*** Supplied records

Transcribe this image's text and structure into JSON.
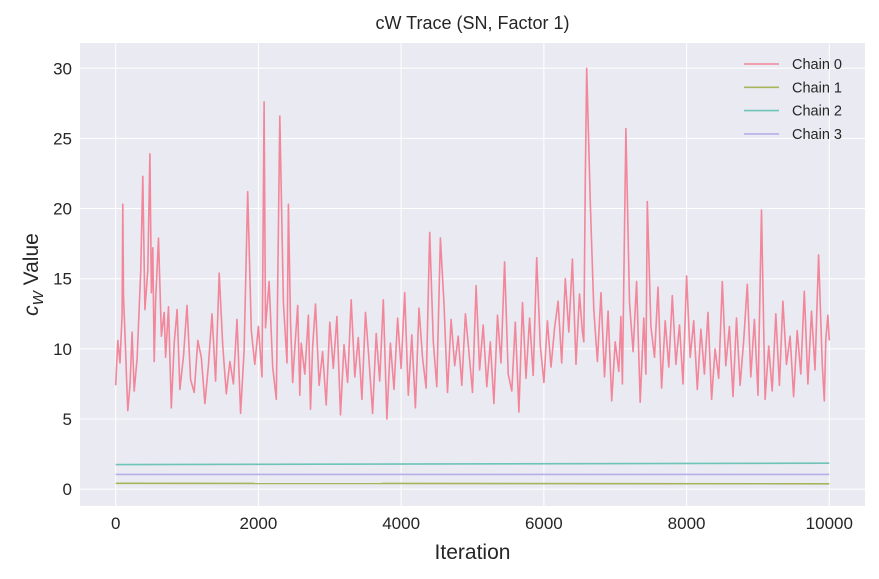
{
  "chart_data": {
    "type": "line",
    "title": "cW Trace (SN, Factor 1)",
    "xlabel": "Iteration",
    "ylabel_main": "c",
    "ylabel_sub": "W",
    "ylabel_rest": " Value",
    "xlim": [
      -500,
      10500
    ],
    "ylim": [
      -1.2,
      31.8
    ],
    "xticks": [
      0,
      2000,
      4000,
      6000,
      8000,
      10000
    ],
    "yticks": [
      0,
      5,
      10,
      15,
      20,
      25,
      30
    ],
    "grid": true,
    "legend_position": "top-right",
    "series": [
      {
        "name": "Chain 0",
        "color": "#f2869a",
        "x": [
          0,
          30,
          60,
          90,
          100,
          110,
          130,
          150,
          170,
          200,
          230,
          260,
          300,
          350,
          380,
          410,
          450,
          480,
          500,
          520,
          540,
          560,
          600,
          640,
          680,
          700,
          740,
          780,
          820,
          860,
          900,
          950,
          1000,
          1050,
          1100,
          1150,
          1200,
          1250,
          1300,
          1350,
          1400,
          1450,
          1500,
          1550,
          1600,
          1650,
          1700,
          1750,
          1800,
          1850,
          1900,
          1950,
          2000,
          2050,
          2080,
          2100,
          2150,
          2200,
          2250,
          2300,
          2350,
          2400,
          2420,
          2450,
          2480,
          2500,
          2550,
          2580,
          2600,
          2650,
          2700,
          2730,
          2760,
          2800,
          2850,
          2900,
          2950,
          3000,
          3050,
          3100,
          3150,
          3200,
          3250,
          3300,
          3350,
          3400,
          3450,
          3500,
          3550,
          3600,
          3650,
          3700,
          3750,
          3800,
          3850,
          3900,
          3950,
          4000,
          4050,
          4100,
          4150,
          4200,
          4250,
          4300,
          4350,
          4400,
          4450,
          4500,
          4550,
          4600,
          4650,
          4700,
          4750,
          4800,
          4850,
          4900,
          4950,
          5000,
          5050,
          5100,
          5150,
          5200,
          5250,
          5300,
          5350,
          5400,
          5450,
          5500,
          5550,
          5600,
          5650,
          5700,
          5750,
          5800,
          5850,
          5900,
          5950,
          6000,
          6050,
          6100,
          6150,
          6200,
          6250,
          6300,
          6350,
          6400,
          6450,
          6500,
          6540,
          6560,
          6580,
          6600,
          6650,
          6700,
          6750,
          6800,
          6850,
          6900,
          6950,
          7000,
          7050,
          7080,
          7100,
          7150,
          7200,
          7250,
          7300,
          7350,
          7400,
          7430,
          7450,
          7500,
          7550,
          7600,
          7650,
          7700,
          7750,
          7800,
          7850,
          7900,
          7950,
          8000,
          8050,
          8100,
          8150,
          8200,
          8250,
          8300,
          8350,
          8400,
          8450,
          8500,
          8550,
          8600,
          8650,
          8700,
          8750,
          8800,
          8850,
          8900,
          8950,
          9000,
          9050,
          9080,
          9100,
          9150,
          9200,
          9250,
          9300,
          9350,
          9400,
          9450,
          9500,
          9550,
          9600,
          9650,
          9700,
          9750,
          9800,
          9850,
          9900,
          9930,
          9950,
          9980,
          10000
        ],
        "y": [
          7.4,
          10.6,
          9.0,
          12.5,
          20.3,
          13.8,
          11.0,
          8.2,
          5.6,
          7.4,
          11.2,
          7.0,
          9.3,
          15.5,
          22.3,
          12.8,
          15.6,
          23.9,
          14.0,
          17.2,
          9.1,
          13.4,
          17.9,
          10.9,
          12.6,
          9.4,
          13.0,
          5.8,
          10.4,
          12.8,
          7.1,
          9.5,
          13.1,
          7.8,
          6.9,
          10.6,
          9.4,
          6.1,
          8.9,
          12.5,
          7.7,
          15.4,
          10.3,
          6.8,
          9.1,
          7.5,
          12.1,
          5.4,
          9.9,
          21.2,
          11.3,
          8.9,
          11.6,
          8.0,
          27.6,
          11.5,
          14.8,
          8.7,
          6.4,
          26.6,
          13.3,
          9.0,
          20.3,
          12.0,
          7.6,
          9.3,
          13.1,
          6.7,
          10.4,
          8.2,
          12.4,
          5.7,
          10.1,
          13.2,
          7.4,
          9.8,
          6.0,
          11.9,
          8.6,
          12.3,
          5.3,
          10.3,
          7.6,
          13.5,
          8.0,
          10.8,
          6.4,
          12.6,
          9.2,
          5.4,
          11.1,
          7.7,
          13.5,
          5.0,
          10.4,
          7.1,
          12.2,
          8.6,
          14.0,
          6.7,
          11.0,
          5.8,
          12.9,
          9.4,
          7.2,
          18.3,
          10.5,
          7.3,
          17.9,
          13.2,
          6.9,
          12.1,
          8.8,
          10.9,
          7.4,
          12.5,
          9.8,
          6.9,
          14.5,
          8.5,
          11.7,
          7.3,
          10.5,
          6.1,
          12.4,
          9.0,
          16.2,
          8.2,
          7.0,
          11.9,
          5.5,
          13.3,
          7.9,
          12.2,
          8.1,
          16.5,
          10.2,
          7.6,
          12.0,
          8.7,
          11.5,
          13.4,
          9.0,
          15.0,
          11.2,
          16.4,
          8.9,
          13.9,
          11.2,
          10.5,
          22.1,
          30.0,
          20.4,
          12.8,
          9.1,
          14.0,
          8.0,
          12.7,
          6.3,
          10.5,
          8.4,
          12.3,
          7.5,
          25.7,
          13.3,
          9.8,
          14.8,
          6.2,
          12.2,
          8.2,
          20.5,
          11.6,
          9.4,
          14.4,
          7.2,
          12.0,
          8.7,
          13.8,
          8.9,
          11.7,
          7.5,
          15.2,
          9.4,
          12.0,
          7.1,
          11.4,
          8.2,
          12.6,
          6.4,
          10.0,
          7.9,
          14.8,
          8.8,
          11.6,
          6.6,
          12.2,
          7.4,
          10.6,
          14.6,
          8.0,
          12.1,
          6.7,
          19.9,
          11.4,
          6.4,
          10.2,
          7.0,
          12.5,
          7.4,
          13.4,
          8.9,
          10.9,
          6.6,
          11.3,
          8.2,
          14.1,
          7.5,
          12.7,
          8.5,
          16.7,
          9.0,
          6.3,
          10.7,
          12.4,
          10.6
        ]
      },
      {
        "name": "Chain 1",
        "color": "#a8b45c",
        "x": [
          0,
          10000
        ],
        "y": [
          0.42,
          0.38
        ]
      },
      {
        "name": "Chain 2",
        "color": "#6ec4b7",
        "x": [
          0,
          10000
        ],
        "y": [
          1.75,
          1.85
        ]
      },
      {
        "name": "Chain 3",
        "color": "#b6aee8",
        "x": [
          0,
          10000
        ],
        "y": [
          1.05,
          1.05
        ]
      }
    ]
  }
}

******

* _Written request_
From the records above, pick out and copy each line holding the word "Chain".

* _Result of this task_
        "name": "Chain 0",
        "name": "Chain 1",
        "name": "Chain 2",
        "name": "Chain 3",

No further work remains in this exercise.